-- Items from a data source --
· · · ·

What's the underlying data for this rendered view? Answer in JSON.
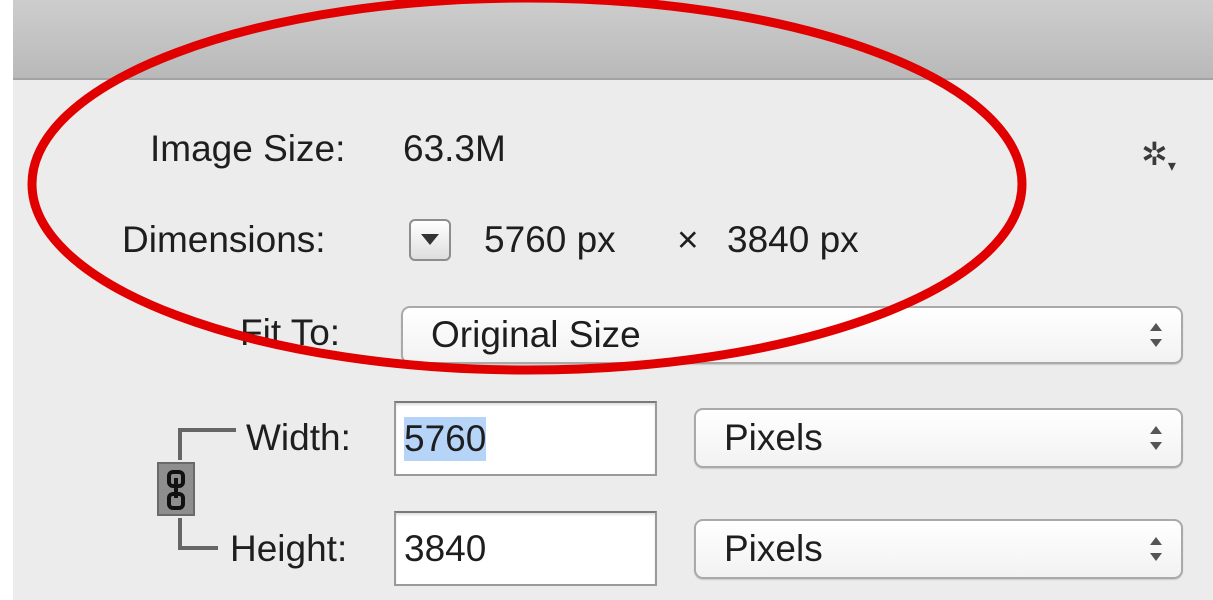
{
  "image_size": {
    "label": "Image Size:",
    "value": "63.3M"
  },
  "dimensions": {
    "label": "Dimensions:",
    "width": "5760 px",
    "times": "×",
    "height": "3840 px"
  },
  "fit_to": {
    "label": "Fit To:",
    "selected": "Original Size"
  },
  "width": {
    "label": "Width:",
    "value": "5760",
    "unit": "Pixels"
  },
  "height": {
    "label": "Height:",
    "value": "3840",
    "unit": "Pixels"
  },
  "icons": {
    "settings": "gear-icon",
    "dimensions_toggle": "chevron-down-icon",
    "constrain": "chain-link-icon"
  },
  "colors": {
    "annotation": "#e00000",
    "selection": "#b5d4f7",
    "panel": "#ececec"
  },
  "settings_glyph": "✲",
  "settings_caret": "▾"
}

· · · ·

-- Required task --
Every entry must be written out exactly, with all pictures left out.

-- Solved exercise --
What's the underlying data for this rendered view? Answer in JSON.
{
  "image_size": {
    "label": "Image Size:",
    "value": "63.3M"
  },
  "dimensions": {
    "label": "Dimensions:",
    "width": "5760 px",
    "times": "×",
    "height": "3840 px"
  },
  "fit_to": {
    "label": "Fit To:",
    "selected": "Original Size"
  },
  "width": {
    "label": "Width:",
    "value": "5760",
    "unit": "Pixels"
  },
  "height": {
    "label": "Height:",
    "value": "3840",
    "unit": "Pixels"
  },
  "icons": {
    "settings": "gear-icon",
    "dimensions_toggle": "chevron-down-icon",
    "constrain": "chain-link-icon"
  },
  "colors": {
    "annotation": "#e00000",
    "selection": "#b5d4f7",
    "panel": "#ececec"
  },
  "settings_glyph": "✲",
  "settings_caret": "▾"
}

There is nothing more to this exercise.